DIRECTIONS FOR THIS TASK - Count every line in the following entries where the word "Acidity" appears. Give the count alone.

DATA FOR THIS EXERCISE -
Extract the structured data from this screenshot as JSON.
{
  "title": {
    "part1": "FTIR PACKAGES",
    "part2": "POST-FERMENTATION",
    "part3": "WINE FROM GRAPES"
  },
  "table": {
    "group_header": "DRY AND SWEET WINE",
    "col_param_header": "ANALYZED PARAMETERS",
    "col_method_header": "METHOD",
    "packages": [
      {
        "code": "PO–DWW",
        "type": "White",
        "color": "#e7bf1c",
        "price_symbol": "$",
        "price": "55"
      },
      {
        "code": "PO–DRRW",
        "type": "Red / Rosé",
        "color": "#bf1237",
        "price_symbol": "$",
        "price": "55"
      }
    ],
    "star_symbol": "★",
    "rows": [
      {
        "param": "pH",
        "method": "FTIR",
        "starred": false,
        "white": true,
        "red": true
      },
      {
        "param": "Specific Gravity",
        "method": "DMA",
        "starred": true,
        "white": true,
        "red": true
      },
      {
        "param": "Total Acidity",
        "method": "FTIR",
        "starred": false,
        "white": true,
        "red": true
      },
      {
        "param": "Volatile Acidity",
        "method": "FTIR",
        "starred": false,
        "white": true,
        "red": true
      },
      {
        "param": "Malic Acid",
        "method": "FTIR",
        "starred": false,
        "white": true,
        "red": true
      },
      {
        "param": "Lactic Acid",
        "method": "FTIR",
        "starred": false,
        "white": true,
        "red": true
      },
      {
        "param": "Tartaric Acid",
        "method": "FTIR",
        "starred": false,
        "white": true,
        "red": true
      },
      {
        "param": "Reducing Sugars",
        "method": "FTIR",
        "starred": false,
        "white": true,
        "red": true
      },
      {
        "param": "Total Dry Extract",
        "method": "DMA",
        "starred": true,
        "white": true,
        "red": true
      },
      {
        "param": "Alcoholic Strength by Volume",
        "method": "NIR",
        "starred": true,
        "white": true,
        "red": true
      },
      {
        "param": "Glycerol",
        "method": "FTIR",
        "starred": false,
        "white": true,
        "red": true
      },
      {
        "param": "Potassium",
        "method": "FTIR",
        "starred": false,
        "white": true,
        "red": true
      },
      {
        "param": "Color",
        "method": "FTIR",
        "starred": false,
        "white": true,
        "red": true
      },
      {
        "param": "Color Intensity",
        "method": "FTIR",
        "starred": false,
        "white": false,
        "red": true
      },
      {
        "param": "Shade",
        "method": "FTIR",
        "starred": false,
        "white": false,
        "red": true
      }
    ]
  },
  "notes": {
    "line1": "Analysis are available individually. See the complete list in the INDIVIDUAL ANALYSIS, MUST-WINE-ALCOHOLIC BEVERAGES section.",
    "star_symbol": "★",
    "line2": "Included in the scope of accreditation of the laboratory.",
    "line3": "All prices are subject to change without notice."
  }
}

RESULT - 2